Short problem:
From the listing below, extract every line containing "hebdomadaires".

Data for this task:
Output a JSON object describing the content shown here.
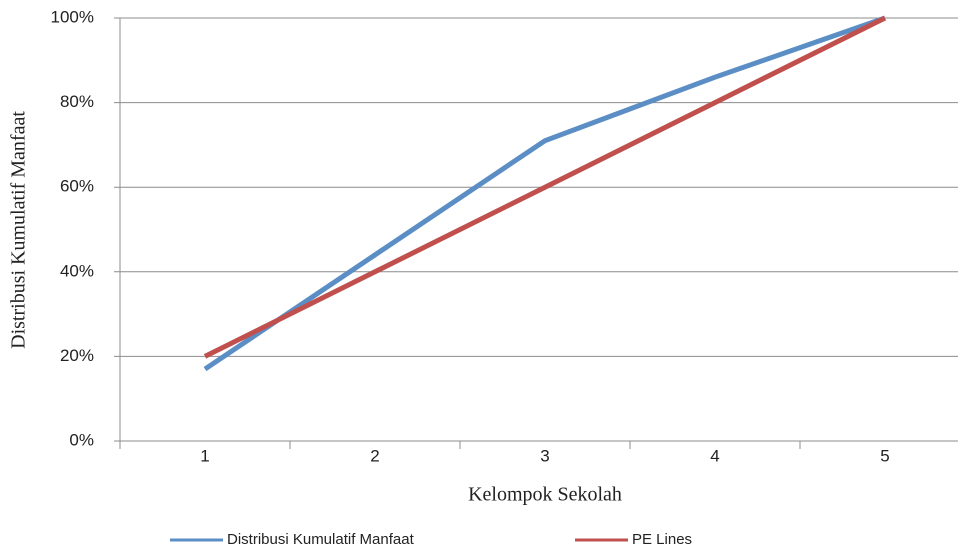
{
  "chart_data": {
    "type": "line",
    "categories": [
      "1",
      "2",
      "3",
      "4",
      "5"
    ],
    "series": [
      {
        "name": "Distribusi Kumulatif Manfaat",
        "color": "#5b8ec5",
        "values": [
          17,
          44,
          71,
          86,
          100
        ]
      },
      {
        "name": "PE Lines",
        "color": "#c0504d",
        "values": [
          20,
          40,
          60,
          80,
          100
        ]
      }
    ],
    "x_label": "Kelompok Sekolah",
    "y_label": "Distribusi Kumulatif Manfaat",
    "ylim": [
      0,
      100
    ],
    "yticks": [
      {
        "value": 0,
        "label": "0%"
      },
      {
        "value": 20,
        "label": "20%"
      },
      {
        "value": 40,
        "label": "40%"
      },
      {
        "value": 60,
        "label": "60%"
      },
      {
        "value": 80,
        "label": "80%"
      },
      {
        "value": 100,
        "label": "100%"
      }
    ],
    "grid": true,
    "legend": "bottom"
  }
}
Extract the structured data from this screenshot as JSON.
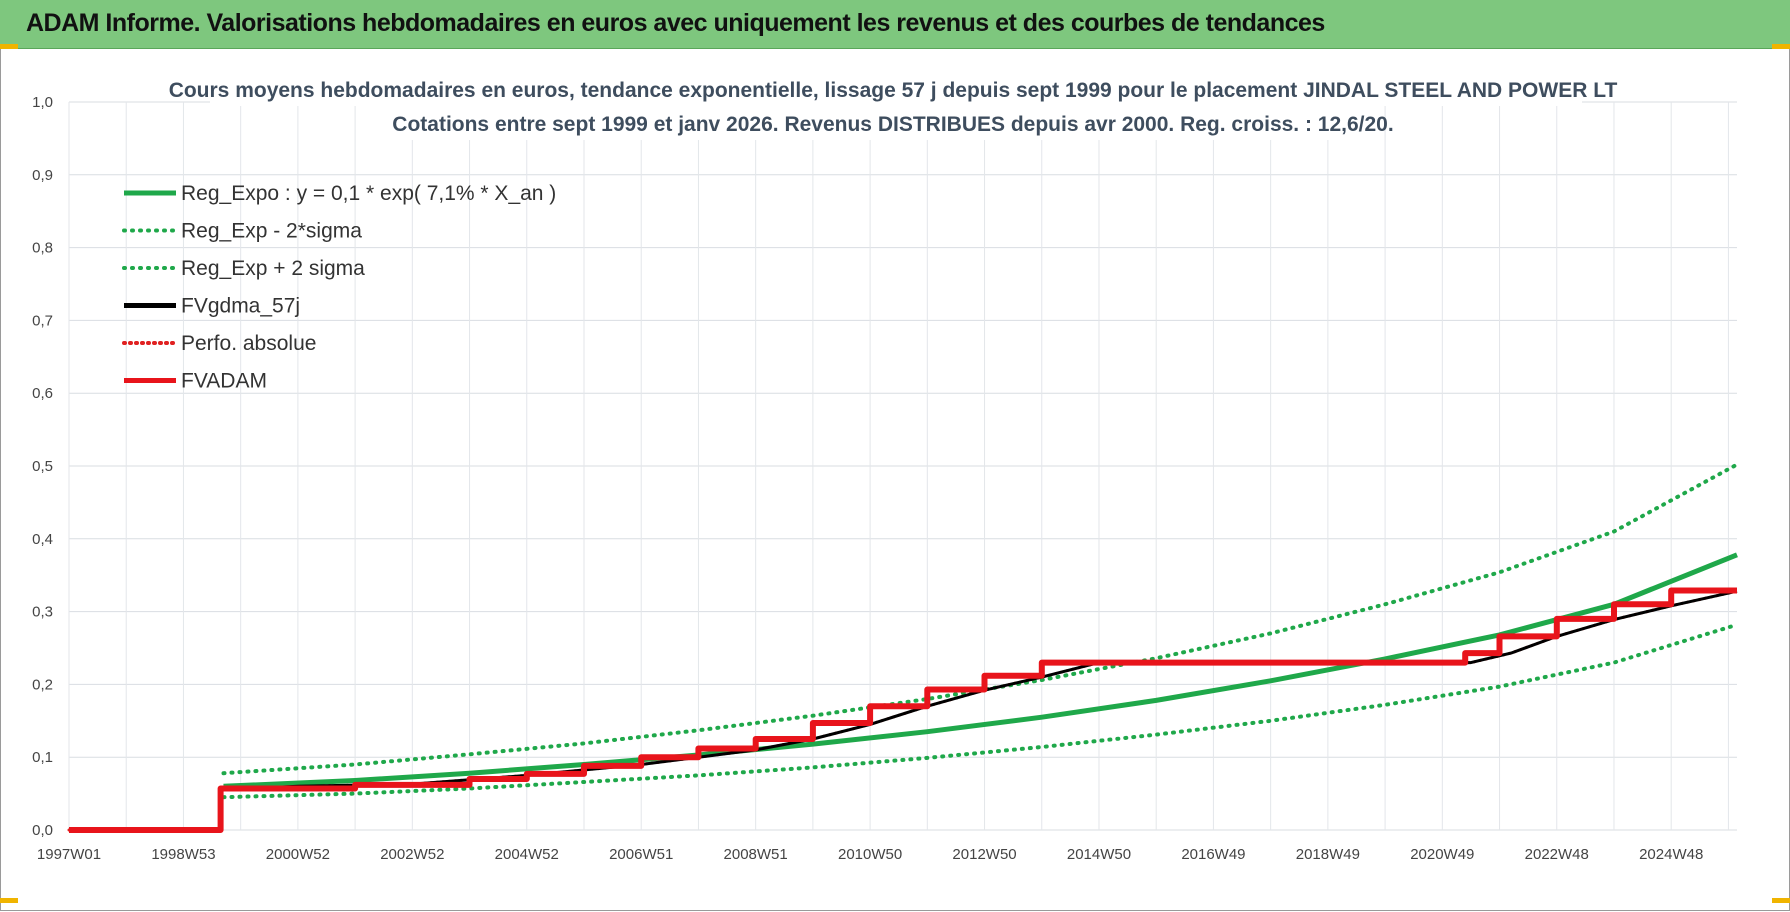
{
  "header": {
    "title": "ADAM Informe. Valorisations hebdomadaires en euros avec uniquement les revenus et des courbes de tendances"
  },
  "chart_data": {
    "type": "line",
    "title": "Cours moyens hebdomadaires en euros, tendance exponentielle, lissage 57 j depuis sept 1999 pour le placement JINDAL STEEL AND POWER LT",
    "subtitle": "Cotations entre sept 1999 et janv 2026. Revenus DISTRIBUES depuis avr 2000. Reg. croiss. : 12,6/20.",
    "xlabel": "",
    "ylabel": "",
    "ylim": [
      0,
      1.0
    ],
    "xlim": [
      1997.0,
      2026.15
    ],
    "grid": true,
    "legend_position": "top-left",
    "x_tick_labels": [
      "1997W01",
      "1998W53",
      "2000W52",
      "2002W52",
      "2004W52",
      "2006W51",
      "2008W51",
      "2010W50",
      "2012W50",
      "2014W50",
      "2016W49",
      "2018W49",
      "2020W49",
      "2022W48",
      "2024W48"
    ],
    "x_tick_positions": [
      1997.0,
      1999.0,
      2001.0,
      2003.0,
      2005.0,
      2007.0,
      2009.0,
      2011.0,
      2013.0,
      2015.0,
      2017.0,
      2019.0,
      2021.0,
      2023.0,
      2025.0
    ],
    "y_tick_labels": [
      "0,0",
      "0,1",
      "0,2",
      "0,3",
      "0,4",
      "0,5",
      "0,6",
      "0,7",
      "0,8",
      "0,9",
      "1,0"
    ],
    "y_ticks": [
      0,
      0.1,
      0.2,
      0.3,
      0.4,
      0.5,
      0.6,
      0.7,
      0.8,
      0.9,
      1.0
    ],
    "series": [
      {
        "name": "Reg_Expo : y = 0,1 * exp( 7,1% *  X_an )",
        "color": "#1fa84a",
        "style": "solid",
        "x": [
          1999.7,
          2002,
          2004,
          2006,
          2008,
          2010,
          2012,
          2014,
          2016,
          2018,
          2020,
          2022,
          2024,
          2026.15
        ],
        "y": [
          0.06,
          0.068,
          0.078,
          0.09,
          0.103,
          0.118,
          0.135,
          0.155,
          0.178,
          0.205,
          0.235,
          0.268,
          0.31,
          0.378
        ]
      },
      {
        "name": "Reg_Exp - 2*sigma",
        "color": "#1fa84a",
        "style": "dotted",
        "x": [
          1999.7,
          2002,
          2004,
          2006,
          2008,
          2010,
          2012,
          2014,
          2016,
          2018,
          2020,
          2022,
          2024,
          2026.15
        ],
        "y": [
          0.045,
          0.05,
          0.057,
          0.066,
          0.075,
          0.086,
          0.099,
          0.114,
          0.131,
          0.15,
          0.172,
          0.197,
          0.23,
          0.282
        ]
      },
      {
        "name": "Reg_Exp + 2 sigma",
        "color": "#1fa84a",
        "style": "dotted",
        "x": [
          1999.7,
          2002,
          2004,
          2006,
          2008,
          2010,
          2012,
          2014,
          2016,
          2018,
          2020,
          2022,
          2024,
          2026.15
        ],
        "y": [
          0.078,
          0.09,
          0.104,
          0.119,
          0.137,
          0.157,
          0.18,
          0.206,
          0.236,
          0.27,
          0.31,
          0.354,
          0.41,
          0.502
        ]
      },
      {
        "name": "FVgdma_57j",
        "color": "#000000",
        "style": "solid",
        "x": [
          1997.0,
          1999.65,
          1999.65,
          2001.0,
          2003.0,
          2005.0,
          2007.0,
          2008.0,
          2009.0,
          2010.0,
          2011.0,
          2012.0,
          2013.0,
          2014.0,
          2015.0,
          2021.5,
          2022.2,
          2023.0,
          2024.0,
          2025.0,
          2026.15
        ],
        "y": [
          0,
          0,
          0.055,
          0.06,
          0.063,
          0.075,
          0.09,
          0.1,
          0.11,
          0.125,
          0.145,
          0.17,
          0.192,
          0.21,
          0.23,
          0.23,
          0.243,
          0.266,
          0.289,
          0.308,
          0.328
        ]
      },
      {
        "name": "Perfo. absolue",
        "color": "#e02020",
        "style": "dotted",
        "x": [
          1997.0,
          1999.65,
          1999.65,
          2001.0,
          2003.0,
          2005.0,
          2007.0,
          2008.0,
          2009.0,
          2010.0,
          2011.0,
          2012.0,
          2013.0,
          2014.0,
          2015.0,
          2021.5,
          2022.2,
          2023.0,
          2024.0,
          2025.0,
          2026.15
        ],
        "y": [
          0,
          0,
          0.055,
          0.06,
          0.063,
          0.075,
          0.09,
          0.1,
          0.11,
          0.125,
          0.145,
          0.17,
          0.192,
          0.21,
          0.23,
          0.23,
          0.243,
          0.266,
          0.289,
          0.308,
          0.328
        ]
      },
      {
        "name": "FVADAM",
        "color": "#e8141b",
        "style": "step",
        "x": [
          1997.0,
          1999.65,
          1999.65,
          2002.0,
          2002.0,
          2004.0,
          2004.0,
          2005.0,
          2005.0,
          2006.0,
          2006.0,
          2007.0,
          2007.0,
          2008.0,
          2008.0,
          2009.0,
          2009.0,
          2010.0,
          2010.0,
          2011.0,
          2011.0,
          2012.0,
          2012.0,
          2013.0,
          2013.0,
          2014.0,
          2014.0,
          2021.4,
          2021.4,
          2022.0,
          2022.0,
          2023.0,
          2023.0,
          2024.0,
          2024.0,
          2025.0,
          2025.0,
          2026.15
        ],
        "y": [
          0,
          0,
          0.057,
          0.057,
          0.062,
          0.062,
          0.07,
          0.07,
          0.077,
          0.077,
          0.088,
          0.088,
          0.1,
          0.1,
          0.112,
          0.112,
          0.125,
          0.125,
          0.147,
          0.147,
          0.17,
          0.17,
          0.193,
          0.193,
          0.212,
          0.212,
          0.23,
          0.23,
          0.243,
          0.243,
          0.266,
          0.266,
          0.29,
          0.29,
          0.31,
          0.31,
          0.329,
          0.329
        ]
      }
    ]
  }
}
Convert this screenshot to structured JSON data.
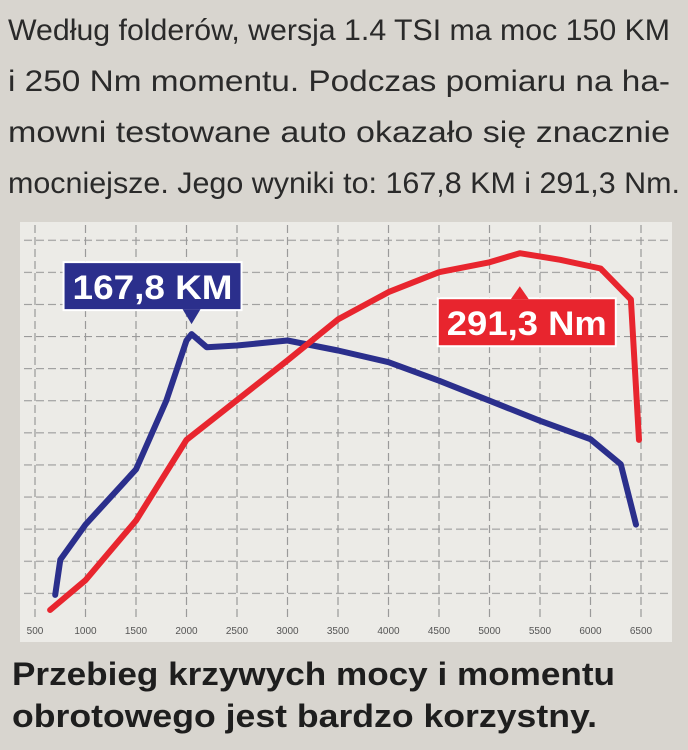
{
  "intro": [
    "Według folderów, wersja 1.4 TSI ma moc 150 KM",
    "i 250 Nm momentu. Podczas pomiaru na ha-",
    "mowni testowane auto okazało się znacznie",
    "mocniejsze. Jego wyniki to: 167,8 KM i 291,3 Nm."
  ],
  "chart_data": {
    "type": "line",
    "xlim": [
      500,
      6500
    ],
    "xticks": [
      500,
      1000,
      1500,
      2000,
      2500,
      3000,
      3500,
      4000,
      4500,
      5000,
      5500,
      6000,
      6500
    ],
    "ylim": [
      0,
      230
    ],
    "y2lim": [
      0,
      310
    ],
    "grid": true,
    "series": [
      {
        "color": "#2b2f8c",
        "x": [
          700,
          750,
          1000,
          1500,
          1800,
          2000,
          2050,
          2200,
          2500,
          3000,
          3500,
          4000,
          4500,
          5000,
          5500,
          6000,
          6300,
          6450
        ],
        "values": [
          12,
          33,
          54,
          87,
          128,
          164,
          167.8,
          160,
          161,
          164,
          158,
          151,
          140,
          128,
          116,
          105,
          90,
          54
        ]
      },
      {
        "color": "#e8252e",
        "axis": "y2",
        "x": [
          650,
          1000,
          1500,
          2000,
          2500,
          3000,
          3500,
          4000,
          4500,
          5000,
          5300,
          5700,
          6100,
          6400,
          6480
        ],
        "values": [
          4,
          28,
          76,
          141,
          173,
          205,
          238,
          260,
          276,
          284,
          291.3,
          286,
          279,
          254,
          141
        ]
      }
    ],
    "annotations": [
      {
        "text": "167,8 KM",
        "x": 2050,
        "y": 167.8,
        "color": "#2b2f8c"
      },
      {
        "text": "291,3 Nm",
        "x": 5300,
        "y": 291.3,
        "axis": "y2",
        "color": "#e8252e"
      }
    ]
  },
  "caption": [
    "Przebieg krzywych mocy i momentu",
    "obrotowego jest bardzo korzystny."
  ]
}
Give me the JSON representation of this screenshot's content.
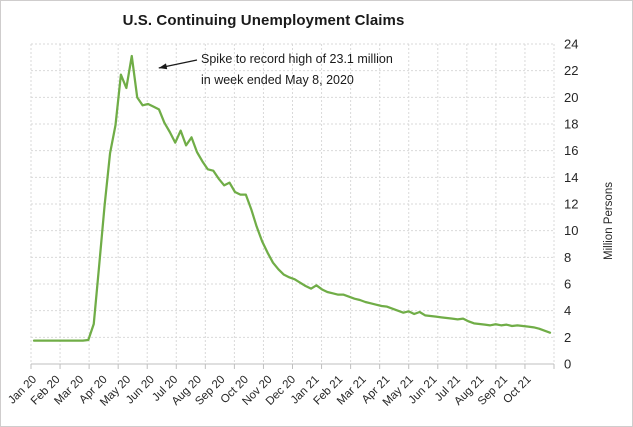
{
  "title": "U.S. Continuing Unemployment Claims",
  "annotation": {
    "line1": "Spike to record high of 23.1 million",
    "line2": "in week ended May 8, 2020"
  },
  "y_axis": {
    "title": "Million Persons",
    "min": 0,
    "max": 24,
    "tick_step": 2,
    "tick_labels": [
      "0",
      "2",
      "4",
      "6",
      "8",
      "10",
      "12",
      "14",
      "16",
      "18",
      "20",
      "22",
      "24"
    ]
  },
  "x_axis": {
    "tick_labels": [
      "Jan 20",
      "Feb 20",
      "Mar 20",
      "Apr 20",
      "May 20",
      "Jun 20",
      "Jul 20",
      "Aug 20",
      "Sep 20",
      "Oct 20",
      "Nov 20",
      "Dec 20",
      "Jan 21",
      "Feb 21",
      "Mar 21",
      "Apr 21",
      "May 21",
      "Jun 21",
      "Jul 21",
      "Aug 21",
      "Sep 21",
      "Oct 21"
    ]
  },
  "chart_data": {
    "type": "line",
    "title": "U.S. Continuing Unemployment Claims",
    "ylabel": "Million Persons",
    "ylim": [
      0,
      24
    ],
    "grid": true,
    "legend": "none",
    "frequency": "weekly",
    "x_range_labels": [
      "Jan 20",
      "Oct 21"
    ],
    "peak": {
      "value": 23.1,
      "week_ended": "May 8, 2020"
    },
    "series": [
      {
        "name": "Continuing unemployment claims (million persons)",
        "color": "#70AD47",
        "values": [
          1.75,
          1.75,
          1.75,
          1.75,
          1.75,
          1.75,
          1.75,
          1.75,
          1.75,
          1.75,
          1.8,
          3.0,
          7.4,
          11.9,
          15.8,
          17.9,
          21.7,
          20.7,
          23.1,
          20.0,
          19.4,
          19.5,
          19.3,
          19.1,
          18.1,
          17.4,
          16.6,
          17.5,
          16.4,
          17.0,
          15.9,
          15.2,
          14.6,
          14.5,
          13.9,
          13.4,
          13.6,
          12.9,
          12.7,
          12.7,
          11.6,
          10.3,
          9.2,
          8.35,
          7.6,
          7.1,
          6.7,
          6.5,
          6.35,
          6.1,
          5.85,
          5.65,
          5.9,
          5.6,
          5.4,
          5.3,
          5.2,
          5.2,
          5.05,
          4.9,
          4.8,
          4.65,
          4.55,
          4.45,
          4.35,
          4.3,
          4.15,
          4.0,
          3.85,
          3.95,
          3.75,
          3.9,
          3.65,
          3.6,
          3.55,
          3.5,
          3.45,
          3.4,
          3.35,
          3.4,
          3.2,
          3.05,
          3.0,
          2.95,
          2.9,
          2.98,
          2.9,
          2.95,
          2.85,
          2.9,
          2.85,
          2.8,
          2.75,
          2.65,
          2.5,
          2.35
        ]
      }
    ]
  },
  "colors": {
    "line": "#70AD47",
    "grid": "#D9D9D9",
    "axis": "#BFBFBF",
    "tick_text": "#262626",
    "annotation_arrow": "#1a1a1a",
    "background": "#FFFFFF",
    "border": "#CFCDCD"
  }
}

Task solution:
    "title": "ADAM Informe. Valorisations hebdomadaires en euros avec uniquement les revenus et des courbes de tendances"
    "title": "Cours moyens hebdomadaires en euros, tendance exponentielle, lissage 57 j depuis sept 1999 pour le placement JINDAL STEEL AND POWER LT",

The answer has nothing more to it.